I had been interested in henna for a long time, and it seemed perfect for my hair. A strengthening coat on top of the shaft that enhances reds. The permanent nature of henna didn't scare me; I had been a redhead for a long time and believed that I intended to be one until I cut all my hair off. I chose Light Mountain brand and dove in. My hair looked and felt great.
The thing is, my hair got long. Way long. I hadn't had a haircut since my wedding, and I was very happy with how Shea Moisture (my shampoo/conditioner/everything of choice) was treating my hair. And I was a little, well, bored of my color. I hadn't henna'd my hair for several months (about four inches), but I knew that henna was widely regarded as permanent and impossible or even dangerous to dye over.
Many hairstylists will not dye over henna because of horror stories of hair falling out or turning green because of reactions between the metallic salts some manufacturers use to alter the red shade henna comes in. Even if you promise the henna you used did not have that in it, they will refuse (with good reason-- people are liars, and sometimes people are just wrong.)

+--

◆ Tasks to carry out:
1: Rewrite the henna text starting with "The thing is, my" and going on through "are just wrong.)", putting "salons" in place of "hairstylists".
2: Say whether each statement agrees with the henna text. Answer yes or no and quote the deciding words.
(a) The narrator had gone without a haircut since the wedding.
(b) The henna the narrator chose was Light Mountain brand.
(c) Stylists will dye over henna if you promise it contained no metallic salts.
3: List every use the henna text gives in parentheses for Shea Moisture.

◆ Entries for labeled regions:
+--

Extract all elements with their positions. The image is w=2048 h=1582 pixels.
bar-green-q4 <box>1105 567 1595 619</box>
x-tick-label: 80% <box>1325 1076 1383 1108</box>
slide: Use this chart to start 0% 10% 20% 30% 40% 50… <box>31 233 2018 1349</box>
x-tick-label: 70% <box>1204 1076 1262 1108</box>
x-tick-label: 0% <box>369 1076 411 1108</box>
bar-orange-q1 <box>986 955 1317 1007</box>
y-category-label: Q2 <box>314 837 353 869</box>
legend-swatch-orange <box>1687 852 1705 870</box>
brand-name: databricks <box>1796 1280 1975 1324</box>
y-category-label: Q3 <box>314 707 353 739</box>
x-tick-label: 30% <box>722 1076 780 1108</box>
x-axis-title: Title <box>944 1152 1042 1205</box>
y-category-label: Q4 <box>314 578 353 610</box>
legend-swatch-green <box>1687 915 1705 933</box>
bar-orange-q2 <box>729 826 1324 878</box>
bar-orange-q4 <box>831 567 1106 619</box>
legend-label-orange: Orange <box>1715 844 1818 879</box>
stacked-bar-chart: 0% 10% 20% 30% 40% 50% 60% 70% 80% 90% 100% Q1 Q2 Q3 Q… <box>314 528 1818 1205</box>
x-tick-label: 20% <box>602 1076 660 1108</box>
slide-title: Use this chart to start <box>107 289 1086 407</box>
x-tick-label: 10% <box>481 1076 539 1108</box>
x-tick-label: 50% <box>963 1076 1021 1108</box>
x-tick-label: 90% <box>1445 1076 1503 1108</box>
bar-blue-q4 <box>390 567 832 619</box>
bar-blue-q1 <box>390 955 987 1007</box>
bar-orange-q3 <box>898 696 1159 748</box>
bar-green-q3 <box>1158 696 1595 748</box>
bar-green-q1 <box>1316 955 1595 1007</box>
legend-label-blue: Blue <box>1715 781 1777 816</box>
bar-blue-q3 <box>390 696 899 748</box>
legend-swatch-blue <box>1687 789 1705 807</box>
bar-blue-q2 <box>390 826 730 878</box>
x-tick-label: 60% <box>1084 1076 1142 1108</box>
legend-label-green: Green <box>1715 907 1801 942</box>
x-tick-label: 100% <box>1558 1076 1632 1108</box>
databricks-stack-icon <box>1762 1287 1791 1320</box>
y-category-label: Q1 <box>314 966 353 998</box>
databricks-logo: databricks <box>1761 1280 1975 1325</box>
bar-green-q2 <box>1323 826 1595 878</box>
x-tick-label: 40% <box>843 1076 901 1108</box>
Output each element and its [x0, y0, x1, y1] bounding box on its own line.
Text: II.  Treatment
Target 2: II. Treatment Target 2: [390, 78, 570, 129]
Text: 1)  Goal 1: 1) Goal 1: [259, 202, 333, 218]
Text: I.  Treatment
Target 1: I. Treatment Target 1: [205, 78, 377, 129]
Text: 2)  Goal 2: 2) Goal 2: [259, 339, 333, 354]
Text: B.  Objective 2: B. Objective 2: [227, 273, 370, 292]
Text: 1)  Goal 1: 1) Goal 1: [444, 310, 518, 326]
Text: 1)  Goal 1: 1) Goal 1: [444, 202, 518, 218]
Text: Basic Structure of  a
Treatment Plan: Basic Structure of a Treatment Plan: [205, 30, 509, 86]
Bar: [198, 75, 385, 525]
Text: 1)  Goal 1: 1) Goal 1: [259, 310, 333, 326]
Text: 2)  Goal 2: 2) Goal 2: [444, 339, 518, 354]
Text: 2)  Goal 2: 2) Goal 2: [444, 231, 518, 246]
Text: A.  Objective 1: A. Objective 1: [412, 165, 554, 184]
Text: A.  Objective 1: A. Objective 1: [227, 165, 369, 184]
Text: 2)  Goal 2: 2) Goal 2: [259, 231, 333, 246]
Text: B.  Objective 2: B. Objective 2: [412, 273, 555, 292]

+--

◆ Written answers:
1:
The thing is, my hair got long. Way long. I hadn't had a haircut since my wedding, and I was very happy with how Shea Moisture (my shampoo/conditioner/everything of choice) was treating my hair. And I was a little, well, bored of my color. I hadn't henna'd my hair for several months (about four inches), but I knew that henna was widely regarded as permanent and impossible or even dangerous to dye over.
Many salons will not dye over henna because of horror stories of hair falling out or turning green because of reactions between the metallic salts some manufacturers use to alter the red shade henna comes in. Even if you promise the henna you used did not have that in it, they will refuse (with good reason-- people are liars, and sometimes people are just wrong.)

2:
(a) Yes: "I hadn't had a haircut since my wedding"
(b) Yes: "I chose Light Mountain brand and dove in."
(c) No: "Even if you promise the henna you used did not have that in it, they will refuse"

3:
shampoo
conditioner
everything